(Records provided):
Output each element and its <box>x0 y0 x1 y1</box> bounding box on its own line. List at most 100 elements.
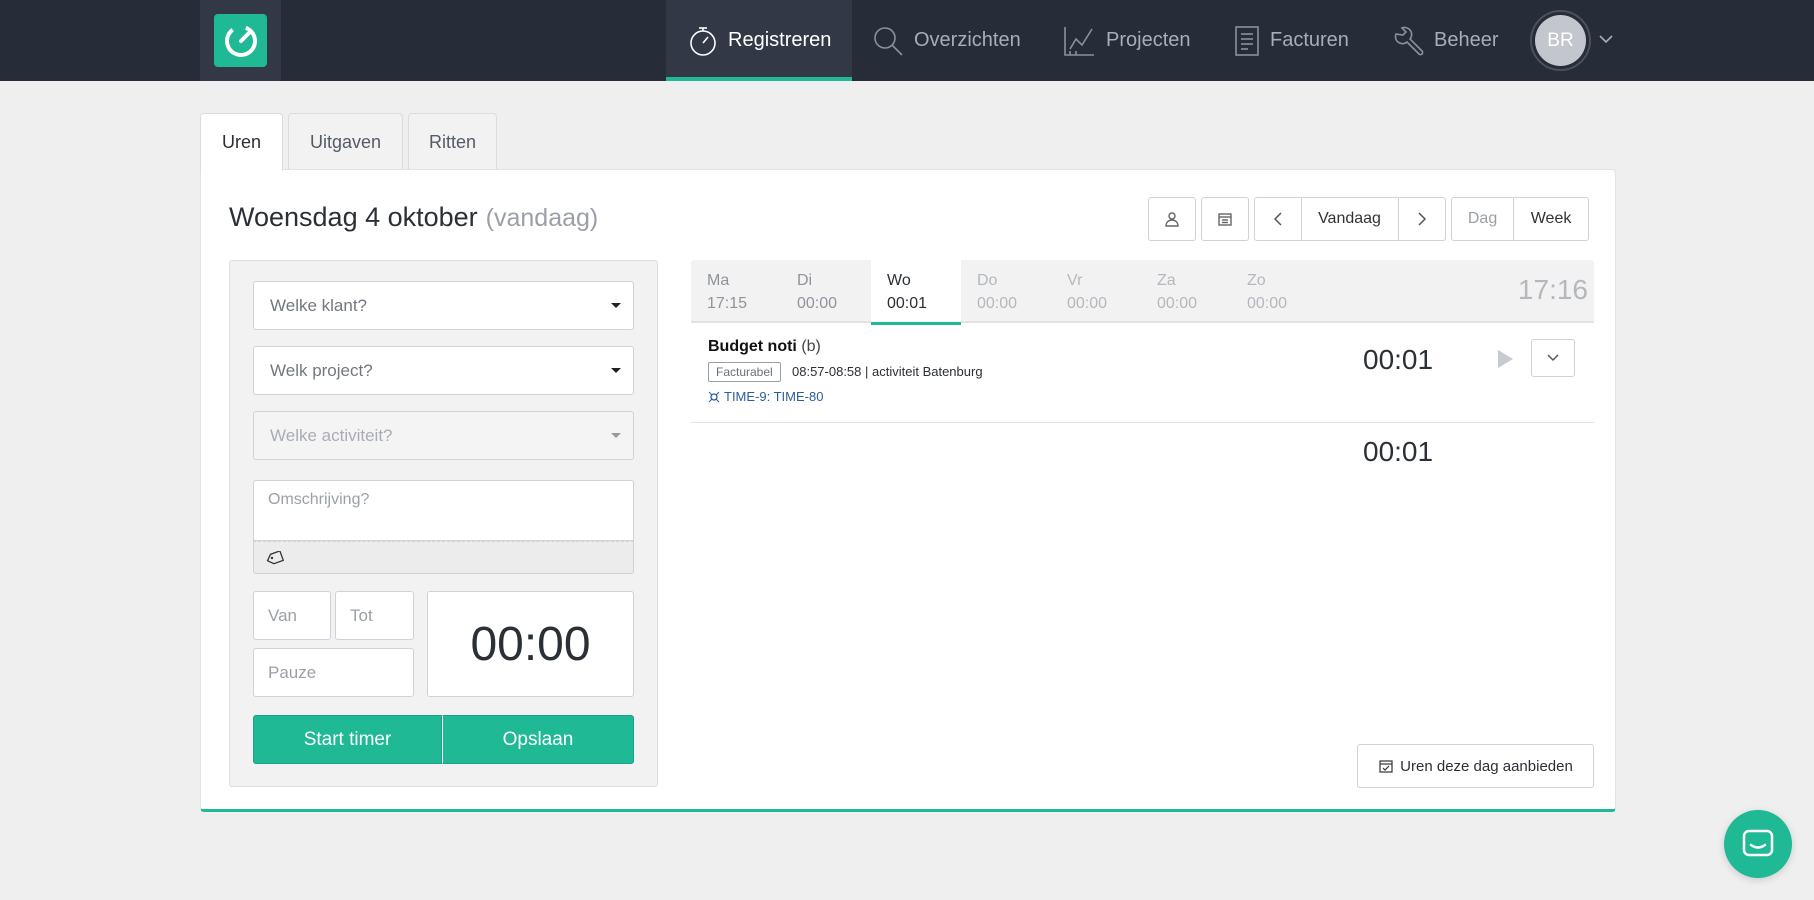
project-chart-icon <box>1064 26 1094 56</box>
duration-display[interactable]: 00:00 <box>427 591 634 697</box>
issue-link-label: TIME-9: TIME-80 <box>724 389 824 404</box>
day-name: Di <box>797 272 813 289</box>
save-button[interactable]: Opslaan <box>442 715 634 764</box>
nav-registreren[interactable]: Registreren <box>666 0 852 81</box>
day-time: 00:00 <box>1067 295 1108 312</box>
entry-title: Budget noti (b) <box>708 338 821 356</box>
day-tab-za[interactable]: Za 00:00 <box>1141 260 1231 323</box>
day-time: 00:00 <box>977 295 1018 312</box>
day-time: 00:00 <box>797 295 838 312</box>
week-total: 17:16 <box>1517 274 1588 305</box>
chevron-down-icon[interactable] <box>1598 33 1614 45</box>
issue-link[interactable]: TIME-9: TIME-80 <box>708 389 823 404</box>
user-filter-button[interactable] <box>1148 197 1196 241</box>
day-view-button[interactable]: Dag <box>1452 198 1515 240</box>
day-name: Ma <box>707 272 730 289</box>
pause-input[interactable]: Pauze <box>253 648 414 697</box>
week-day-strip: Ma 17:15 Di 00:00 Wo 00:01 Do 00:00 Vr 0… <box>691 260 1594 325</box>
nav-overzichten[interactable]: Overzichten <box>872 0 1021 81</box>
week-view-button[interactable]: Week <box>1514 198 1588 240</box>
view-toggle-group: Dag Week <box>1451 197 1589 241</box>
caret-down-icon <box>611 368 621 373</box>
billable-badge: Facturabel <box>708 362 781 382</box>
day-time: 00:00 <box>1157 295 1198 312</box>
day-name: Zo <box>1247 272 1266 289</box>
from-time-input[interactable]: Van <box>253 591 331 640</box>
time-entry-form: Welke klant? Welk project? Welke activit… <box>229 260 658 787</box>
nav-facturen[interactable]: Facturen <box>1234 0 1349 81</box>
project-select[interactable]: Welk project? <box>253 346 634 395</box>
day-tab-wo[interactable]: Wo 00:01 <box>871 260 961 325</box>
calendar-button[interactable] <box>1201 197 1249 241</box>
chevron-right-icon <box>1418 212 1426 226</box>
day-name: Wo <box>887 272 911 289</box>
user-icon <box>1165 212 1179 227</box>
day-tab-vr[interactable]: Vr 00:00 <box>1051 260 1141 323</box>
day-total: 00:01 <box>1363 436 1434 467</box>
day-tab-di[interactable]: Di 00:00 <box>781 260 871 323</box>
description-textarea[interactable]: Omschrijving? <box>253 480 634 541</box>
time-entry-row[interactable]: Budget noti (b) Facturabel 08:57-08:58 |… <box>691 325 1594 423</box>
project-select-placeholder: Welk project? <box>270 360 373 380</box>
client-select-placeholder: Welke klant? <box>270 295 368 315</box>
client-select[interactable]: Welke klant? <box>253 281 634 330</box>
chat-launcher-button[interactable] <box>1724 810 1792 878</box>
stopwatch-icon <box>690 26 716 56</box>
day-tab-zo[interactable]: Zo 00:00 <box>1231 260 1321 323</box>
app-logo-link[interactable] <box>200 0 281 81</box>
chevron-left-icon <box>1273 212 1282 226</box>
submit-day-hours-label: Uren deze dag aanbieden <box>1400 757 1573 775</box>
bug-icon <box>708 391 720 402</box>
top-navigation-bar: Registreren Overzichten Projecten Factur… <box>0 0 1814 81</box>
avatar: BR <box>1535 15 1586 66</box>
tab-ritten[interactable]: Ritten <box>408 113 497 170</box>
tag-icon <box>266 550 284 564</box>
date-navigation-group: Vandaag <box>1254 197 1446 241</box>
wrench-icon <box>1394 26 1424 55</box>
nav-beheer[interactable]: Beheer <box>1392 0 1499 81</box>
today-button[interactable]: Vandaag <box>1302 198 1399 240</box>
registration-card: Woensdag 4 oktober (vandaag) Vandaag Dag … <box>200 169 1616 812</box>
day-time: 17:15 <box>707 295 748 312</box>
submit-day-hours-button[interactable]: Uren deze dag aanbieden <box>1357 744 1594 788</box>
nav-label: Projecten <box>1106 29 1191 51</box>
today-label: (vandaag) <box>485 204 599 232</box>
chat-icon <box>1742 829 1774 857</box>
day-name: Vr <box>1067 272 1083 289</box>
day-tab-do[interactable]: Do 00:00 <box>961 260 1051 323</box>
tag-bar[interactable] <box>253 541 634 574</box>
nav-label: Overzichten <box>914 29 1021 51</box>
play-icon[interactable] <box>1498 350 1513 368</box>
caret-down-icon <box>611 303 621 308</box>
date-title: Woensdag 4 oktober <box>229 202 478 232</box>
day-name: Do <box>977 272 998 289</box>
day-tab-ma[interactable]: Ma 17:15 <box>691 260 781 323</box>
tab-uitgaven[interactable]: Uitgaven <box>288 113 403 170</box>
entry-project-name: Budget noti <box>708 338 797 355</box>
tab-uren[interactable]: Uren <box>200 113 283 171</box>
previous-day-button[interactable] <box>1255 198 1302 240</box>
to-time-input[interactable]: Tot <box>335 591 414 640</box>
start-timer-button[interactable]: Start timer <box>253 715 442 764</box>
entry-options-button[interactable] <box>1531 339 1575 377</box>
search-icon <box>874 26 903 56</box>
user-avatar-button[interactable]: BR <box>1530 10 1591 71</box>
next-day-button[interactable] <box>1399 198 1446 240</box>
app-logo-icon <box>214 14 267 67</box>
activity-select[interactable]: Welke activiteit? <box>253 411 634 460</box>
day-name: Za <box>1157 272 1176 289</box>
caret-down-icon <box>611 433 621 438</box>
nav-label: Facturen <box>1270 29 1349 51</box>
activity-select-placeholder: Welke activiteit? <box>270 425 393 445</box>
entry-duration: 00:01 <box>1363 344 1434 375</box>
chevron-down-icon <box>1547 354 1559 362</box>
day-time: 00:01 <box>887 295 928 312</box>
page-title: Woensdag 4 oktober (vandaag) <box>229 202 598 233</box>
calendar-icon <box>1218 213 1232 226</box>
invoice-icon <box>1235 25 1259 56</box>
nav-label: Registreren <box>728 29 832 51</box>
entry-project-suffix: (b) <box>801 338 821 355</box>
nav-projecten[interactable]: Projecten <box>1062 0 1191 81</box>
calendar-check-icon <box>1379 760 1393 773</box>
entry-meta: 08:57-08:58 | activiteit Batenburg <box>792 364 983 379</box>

(Exercise prompt): List every line of the material above that contains the string "avatar".

(Finished exercise):
avatar: BR <box>1535 15 1586 66</box>
user-avatar-button[interactable]: BR <box>1530 10 1591 71</box>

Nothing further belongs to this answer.